-- begin Reading passage --

In an age of atheism, in which it is considered rude in many circles to even bring up religion, I’ve got a problem. Remember that wonderful old Joni Mitchell song from her album Blue? It’s called “A Case of You.”

“Oh, I could drink a case of you, darling,
And I would still be on my feet,
Oh I would still be on my feet.”

I like the double-edgedness of the song. A case of God, something concrete and real to consume (the song continues: “Oh you’re in my blood, you’re like holy wine, you taste so bitter, and so sweet . . .”), but also case as a condition.

That’s God for me. And my problem is that I think I have a case of God, like a case of homesickness or longing—a constant awareness that there is more to everything than meets the eye, a knowledge that without God’s presence, something fundamental is missing; that unless I view my life through the lens of God, I miss the point. Our hearts are restless till they rest in thee.

Or a case of God could be a container with its contents. Not just the box, not just the contents. The whole picture. The complete and fluid reality of one who says, “I am who am.” A case of God. The one you drink down in its entirety and still remain standing. Indeed, the only thing which allows us to stand at all—the ground of our being.

Which leads seamlessly to the charge we are given in the gospels: Go and make disciples of all nations—essentially, make a case for God. I have to admit to some difficulty with this task, some fundamental feeling of presumption, of being on the ground of our being and having forgotten to take off my shoes.

When the Alpha and the Omega, the ground of our being, is how we speak of God, how do we begin to make a case for him?

-- end Reading passage --

### Exercise set
A - Copy out the essay about having a case of God from "Which leads seamlessly" to "case for him?", including both.
B - Using the essay about having a case of God, answer these:
(i) On which Joni Mitchell album does "A Case of You" appear?
(ii) What charge given in the gospels does the writer quote?
(iii) What does the writer describe having forgotten to take off?

-- begin Provided material --

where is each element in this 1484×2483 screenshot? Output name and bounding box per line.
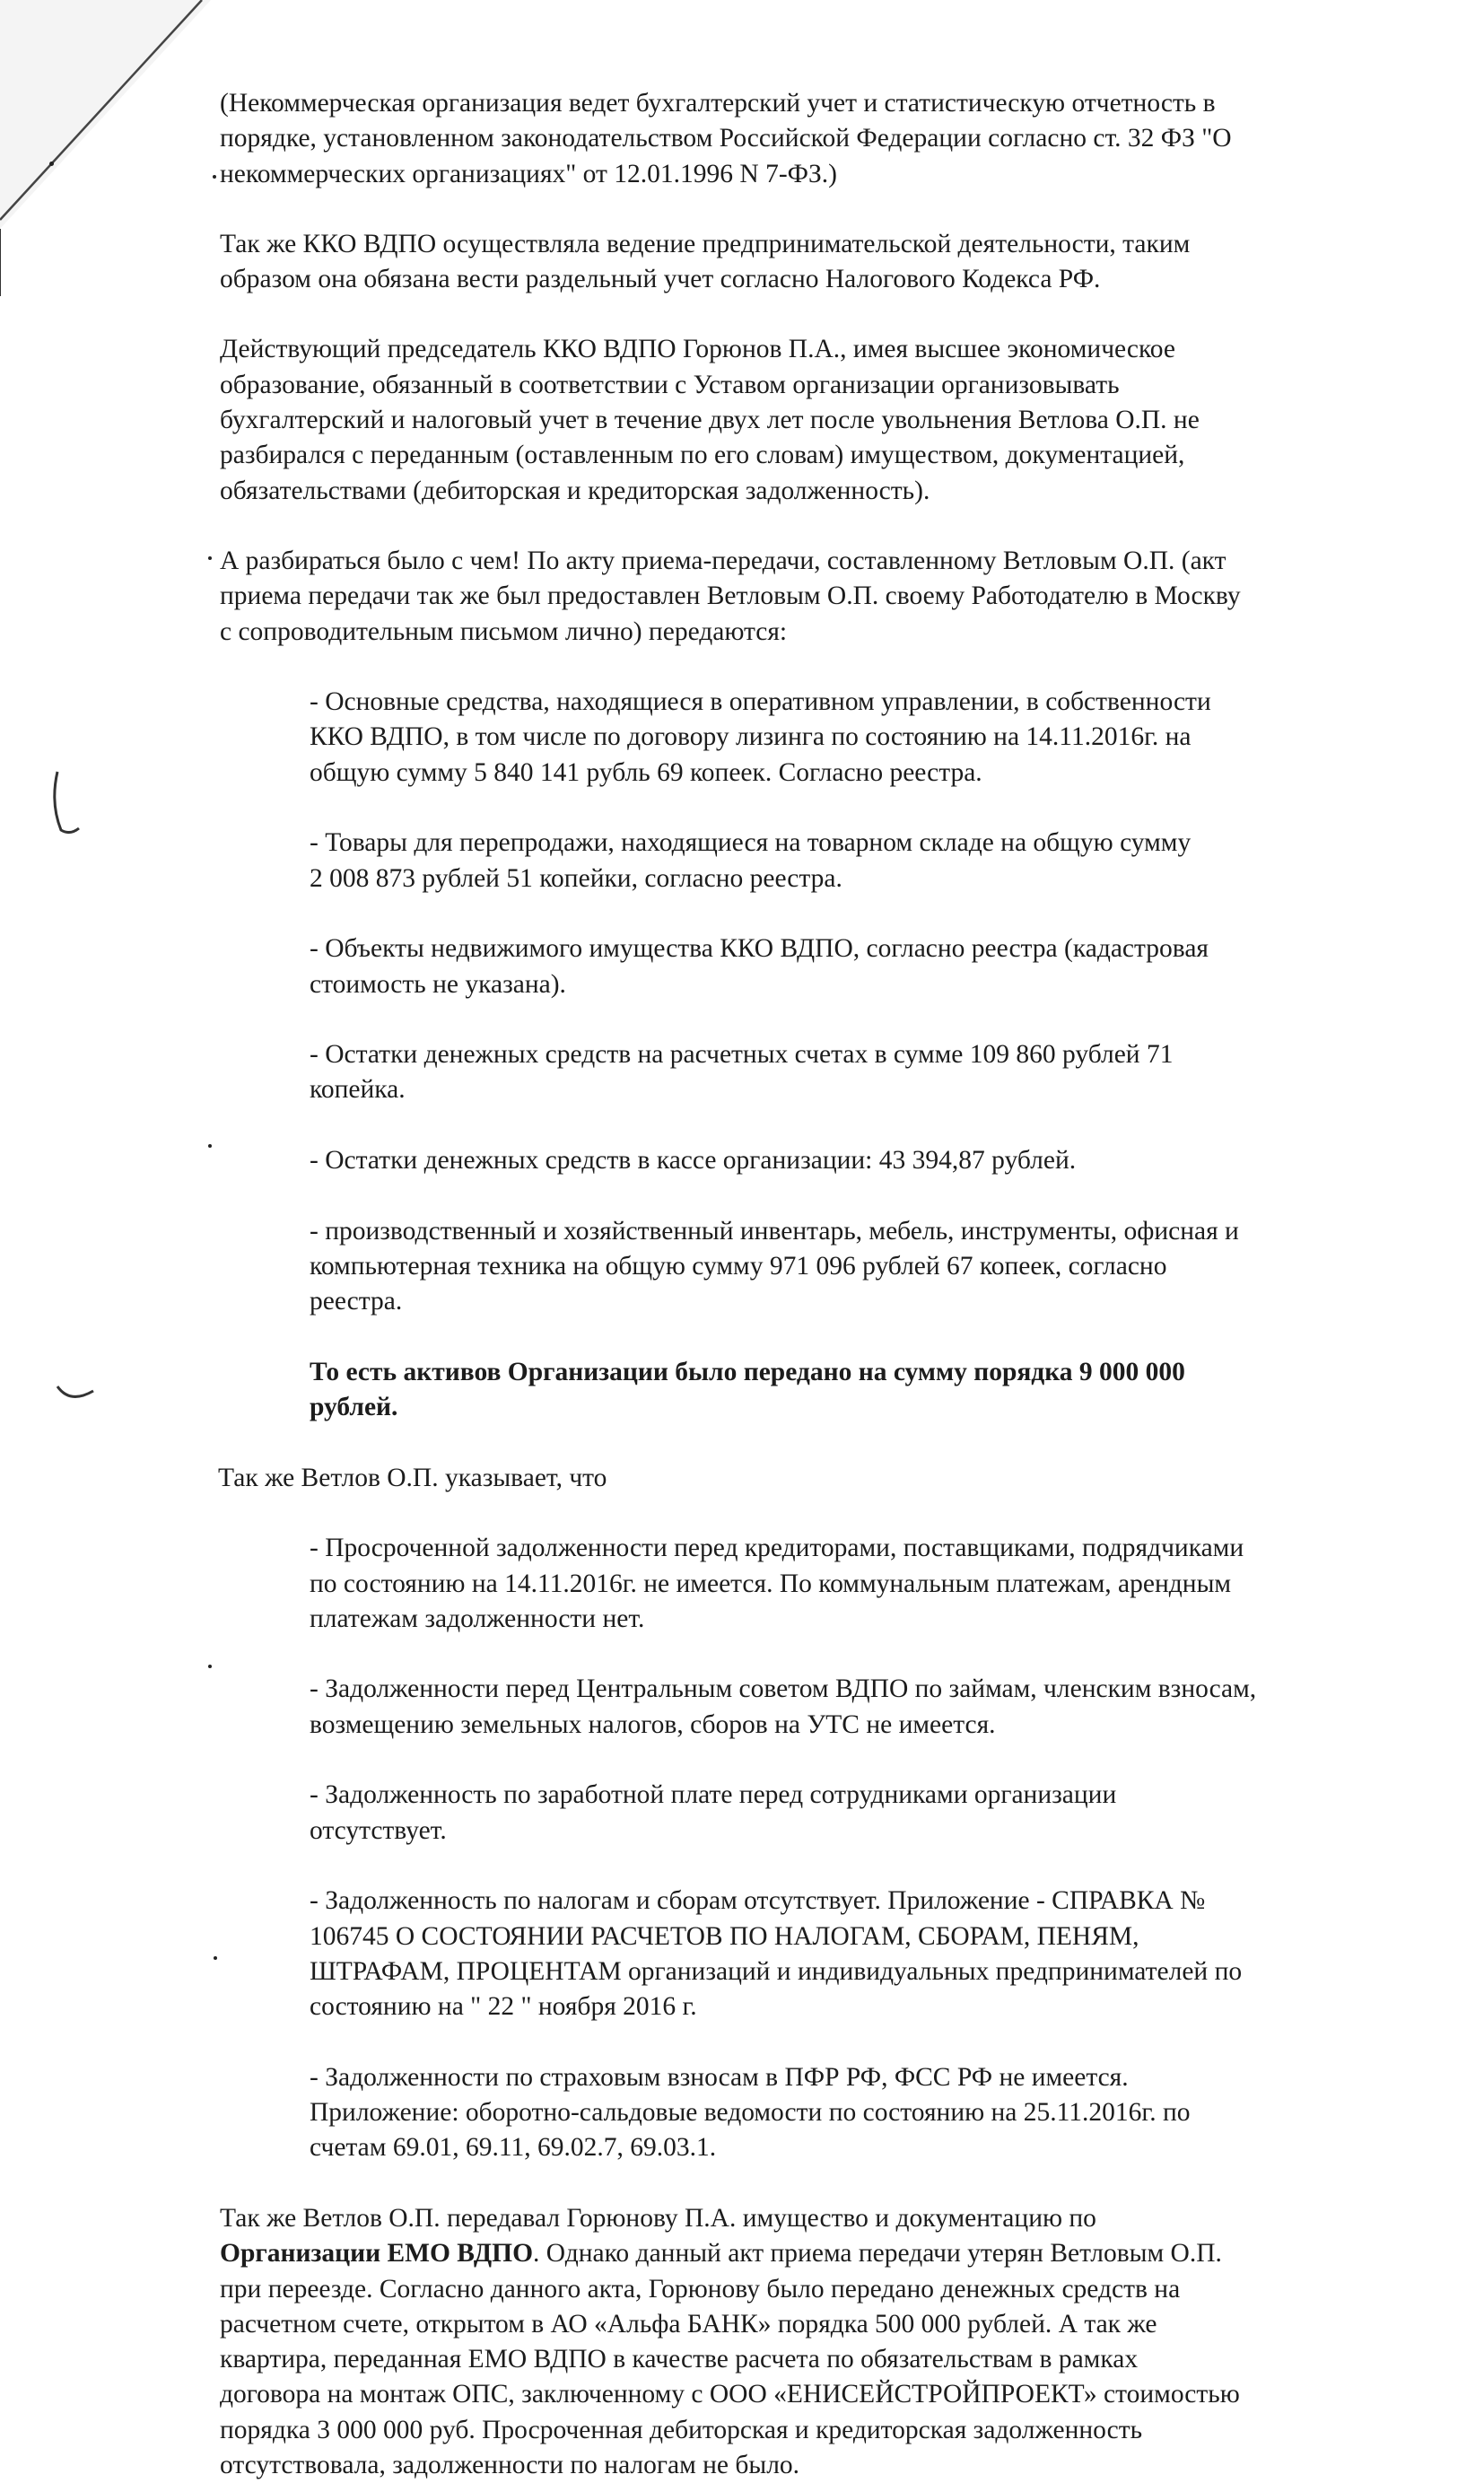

-- end Provided material --

### Answers to the exercise
A -
Which leads seamlessly to the charge we are given in the gospels: Go and make disciples of all nations—essentially, make a case for God. I have to admit to some difficulty with this task, some fundamental feeling of presumption, of being on the ground of our being and having forgotten to take off my shoes.

When the Alpha and the Omega, the ground of our being, is how we speak of God, how do we begin to make a case for him?

B -
(i) Blue
(ii) Go and make disciples of all nations
(iii) Their shoes